- **EXERCISE**
Copy every line of the data in which the word "screenshot" occurs.

- **SUPPLIED INFORMATION**
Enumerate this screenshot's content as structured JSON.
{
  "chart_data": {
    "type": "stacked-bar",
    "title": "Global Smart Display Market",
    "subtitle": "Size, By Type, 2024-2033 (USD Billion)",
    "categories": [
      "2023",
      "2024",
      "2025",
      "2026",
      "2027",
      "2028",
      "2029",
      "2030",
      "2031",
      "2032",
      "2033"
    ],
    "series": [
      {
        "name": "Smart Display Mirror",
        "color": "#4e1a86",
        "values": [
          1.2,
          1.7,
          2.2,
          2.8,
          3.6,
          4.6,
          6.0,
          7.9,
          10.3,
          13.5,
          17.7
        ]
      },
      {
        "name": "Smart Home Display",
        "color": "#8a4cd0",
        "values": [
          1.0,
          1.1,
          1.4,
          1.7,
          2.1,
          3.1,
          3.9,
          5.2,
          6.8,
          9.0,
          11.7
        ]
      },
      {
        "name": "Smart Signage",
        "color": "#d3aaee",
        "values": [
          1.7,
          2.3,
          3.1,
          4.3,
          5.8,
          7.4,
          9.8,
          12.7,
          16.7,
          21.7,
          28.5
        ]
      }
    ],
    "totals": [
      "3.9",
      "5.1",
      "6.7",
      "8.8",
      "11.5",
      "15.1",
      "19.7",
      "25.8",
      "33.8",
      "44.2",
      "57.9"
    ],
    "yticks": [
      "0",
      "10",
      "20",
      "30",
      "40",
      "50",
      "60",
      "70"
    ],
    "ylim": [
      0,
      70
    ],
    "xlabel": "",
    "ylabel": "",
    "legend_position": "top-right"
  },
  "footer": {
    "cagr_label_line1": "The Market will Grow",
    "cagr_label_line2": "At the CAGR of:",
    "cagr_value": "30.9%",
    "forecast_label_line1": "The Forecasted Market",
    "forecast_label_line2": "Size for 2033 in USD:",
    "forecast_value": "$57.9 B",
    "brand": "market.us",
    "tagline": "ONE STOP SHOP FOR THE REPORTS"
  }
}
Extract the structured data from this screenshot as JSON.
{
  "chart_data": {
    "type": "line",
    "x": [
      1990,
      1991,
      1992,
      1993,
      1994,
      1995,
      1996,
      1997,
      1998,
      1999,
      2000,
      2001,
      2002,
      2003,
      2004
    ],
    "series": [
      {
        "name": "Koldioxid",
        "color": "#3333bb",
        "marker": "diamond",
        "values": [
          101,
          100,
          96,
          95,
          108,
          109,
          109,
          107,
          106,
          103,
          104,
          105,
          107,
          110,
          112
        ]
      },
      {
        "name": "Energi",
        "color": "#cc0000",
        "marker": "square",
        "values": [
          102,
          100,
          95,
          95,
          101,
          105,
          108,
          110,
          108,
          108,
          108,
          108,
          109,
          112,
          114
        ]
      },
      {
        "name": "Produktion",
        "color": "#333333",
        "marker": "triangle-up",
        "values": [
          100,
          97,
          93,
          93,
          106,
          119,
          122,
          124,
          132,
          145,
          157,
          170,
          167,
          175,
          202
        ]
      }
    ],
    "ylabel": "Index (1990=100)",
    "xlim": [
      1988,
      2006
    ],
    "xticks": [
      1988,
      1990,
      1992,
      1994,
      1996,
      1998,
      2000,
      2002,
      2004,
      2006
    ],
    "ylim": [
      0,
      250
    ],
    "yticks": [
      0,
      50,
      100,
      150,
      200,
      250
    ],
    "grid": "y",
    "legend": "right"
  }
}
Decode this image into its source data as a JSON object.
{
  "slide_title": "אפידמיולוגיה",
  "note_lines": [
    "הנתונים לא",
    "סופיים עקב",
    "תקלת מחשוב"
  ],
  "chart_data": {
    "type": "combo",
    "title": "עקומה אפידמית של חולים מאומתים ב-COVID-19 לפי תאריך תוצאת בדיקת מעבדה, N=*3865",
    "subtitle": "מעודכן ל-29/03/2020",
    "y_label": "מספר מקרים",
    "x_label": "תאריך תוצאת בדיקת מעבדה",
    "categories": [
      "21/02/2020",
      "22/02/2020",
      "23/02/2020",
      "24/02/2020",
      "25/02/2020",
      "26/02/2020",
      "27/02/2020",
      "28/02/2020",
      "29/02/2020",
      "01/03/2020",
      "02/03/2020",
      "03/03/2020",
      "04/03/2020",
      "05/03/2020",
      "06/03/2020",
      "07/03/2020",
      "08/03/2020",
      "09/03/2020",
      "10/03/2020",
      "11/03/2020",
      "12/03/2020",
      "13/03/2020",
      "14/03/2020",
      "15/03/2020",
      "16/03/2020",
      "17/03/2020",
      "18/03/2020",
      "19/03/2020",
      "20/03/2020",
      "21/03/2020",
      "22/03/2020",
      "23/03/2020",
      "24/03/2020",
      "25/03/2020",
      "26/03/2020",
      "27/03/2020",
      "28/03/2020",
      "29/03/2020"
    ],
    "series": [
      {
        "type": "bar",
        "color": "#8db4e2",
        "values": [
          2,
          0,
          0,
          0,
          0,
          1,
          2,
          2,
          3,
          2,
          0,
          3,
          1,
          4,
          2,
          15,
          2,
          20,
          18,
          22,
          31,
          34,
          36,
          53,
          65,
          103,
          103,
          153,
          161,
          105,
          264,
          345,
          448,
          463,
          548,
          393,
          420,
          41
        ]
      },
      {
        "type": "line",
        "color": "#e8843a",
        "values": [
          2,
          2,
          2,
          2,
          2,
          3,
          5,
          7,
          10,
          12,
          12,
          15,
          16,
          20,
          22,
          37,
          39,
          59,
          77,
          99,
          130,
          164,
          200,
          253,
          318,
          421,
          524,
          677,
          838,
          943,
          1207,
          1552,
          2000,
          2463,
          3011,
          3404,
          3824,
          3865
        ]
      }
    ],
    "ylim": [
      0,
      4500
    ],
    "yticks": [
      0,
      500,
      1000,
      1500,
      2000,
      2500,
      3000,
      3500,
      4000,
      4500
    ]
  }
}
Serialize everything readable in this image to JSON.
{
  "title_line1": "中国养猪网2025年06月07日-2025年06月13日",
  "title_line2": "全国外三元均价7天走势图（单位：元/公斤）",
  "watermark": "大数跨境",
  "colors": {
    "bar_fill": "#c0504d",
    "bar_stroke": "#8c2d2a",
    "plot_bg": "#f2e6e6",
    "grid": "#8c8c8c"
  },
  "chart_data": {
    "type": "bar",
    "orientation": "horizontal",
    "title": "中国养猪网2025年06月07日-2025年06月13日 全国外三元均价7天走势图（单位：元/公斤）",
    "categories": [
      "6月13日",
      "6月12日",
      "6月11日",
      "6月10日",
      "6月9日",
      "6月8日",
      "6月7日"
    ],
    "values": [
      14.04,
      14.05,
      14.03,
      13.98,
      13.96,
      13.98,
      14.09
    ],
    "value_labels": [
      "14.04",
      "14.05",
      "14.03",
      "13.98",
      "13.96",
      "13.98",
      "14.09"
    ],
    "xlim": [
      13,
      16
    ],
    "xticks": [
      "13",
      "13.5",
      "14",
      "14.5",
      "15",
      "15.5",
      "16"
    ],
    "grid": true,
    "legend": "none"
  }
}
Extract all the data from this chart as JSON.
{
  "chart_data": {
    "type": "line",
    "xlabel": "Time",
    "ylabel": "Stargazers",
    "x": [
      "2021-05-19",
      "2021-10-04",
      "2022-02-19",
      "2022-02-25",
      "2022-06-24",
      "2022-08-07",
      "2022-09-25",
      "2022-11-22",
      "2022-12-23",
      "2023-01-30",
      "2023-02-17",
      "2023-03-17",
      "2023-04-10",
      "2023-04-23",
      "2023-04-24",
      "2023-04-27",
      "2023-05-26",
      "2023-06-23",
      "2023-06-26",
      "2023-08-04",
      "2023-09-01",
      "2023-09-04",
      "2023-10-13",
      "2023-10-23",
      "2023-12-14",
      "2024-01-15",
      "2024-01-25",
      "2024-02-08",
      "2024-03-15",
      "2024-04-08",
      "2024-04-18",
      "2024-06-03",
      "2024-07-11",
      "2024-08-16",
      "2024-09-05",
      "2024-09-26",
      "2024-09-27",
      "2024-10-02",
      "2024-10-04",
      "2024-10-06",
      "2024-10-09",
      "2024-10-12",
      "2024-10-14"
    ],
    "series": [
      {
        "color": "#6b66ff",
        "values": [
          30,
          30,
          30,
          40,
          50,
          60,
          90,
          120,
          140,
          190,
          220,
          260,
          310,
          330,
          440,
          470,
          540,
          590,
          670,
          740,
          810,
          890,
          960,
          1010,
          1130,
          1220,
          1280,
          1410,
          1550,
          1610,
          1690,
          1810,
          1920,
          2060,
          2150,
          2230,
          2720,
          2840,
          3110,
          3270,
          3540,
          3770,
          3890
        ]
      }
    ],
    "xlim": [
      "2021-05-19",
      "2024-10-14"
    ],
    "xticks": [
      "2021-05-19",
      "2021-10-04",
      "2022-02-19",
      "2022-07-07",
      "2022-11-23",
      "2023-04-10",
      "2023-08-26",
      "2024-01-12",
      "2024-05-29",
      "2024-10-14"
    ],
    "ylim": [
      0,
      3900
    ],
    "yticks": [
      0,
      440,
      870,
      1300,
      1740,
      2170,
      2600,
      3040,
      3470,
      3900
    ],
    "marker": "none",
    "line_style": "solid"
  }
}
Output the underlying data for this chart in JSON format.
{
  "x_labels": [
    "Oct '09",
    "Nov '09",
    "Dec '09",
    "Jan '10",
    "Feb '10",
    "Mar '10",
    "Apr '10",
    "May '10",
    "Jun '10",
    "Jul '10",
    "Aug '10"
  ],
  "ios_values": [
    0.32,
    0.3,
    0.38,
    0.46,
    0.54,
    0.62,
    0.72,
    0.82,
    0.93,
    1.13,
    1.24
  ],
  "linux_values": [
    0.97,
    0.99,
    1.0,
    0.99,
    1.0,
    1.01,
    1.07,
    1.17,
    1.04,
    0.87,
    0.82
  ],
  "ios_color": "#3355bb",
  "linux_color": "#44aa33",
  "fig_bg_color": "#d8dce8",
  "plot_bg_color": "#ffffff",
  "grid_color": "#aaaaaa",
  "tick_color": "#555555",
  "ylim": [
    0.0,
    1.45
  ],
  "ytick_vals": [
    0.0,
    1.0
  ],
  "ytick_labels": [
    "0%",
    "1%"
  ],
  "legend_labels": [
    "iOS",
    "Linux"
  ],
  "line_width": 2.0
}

- **OUTPUT**
Enumerate this screenshot's content as structured JSON.
Extract the structured data from this screenshot as JSON.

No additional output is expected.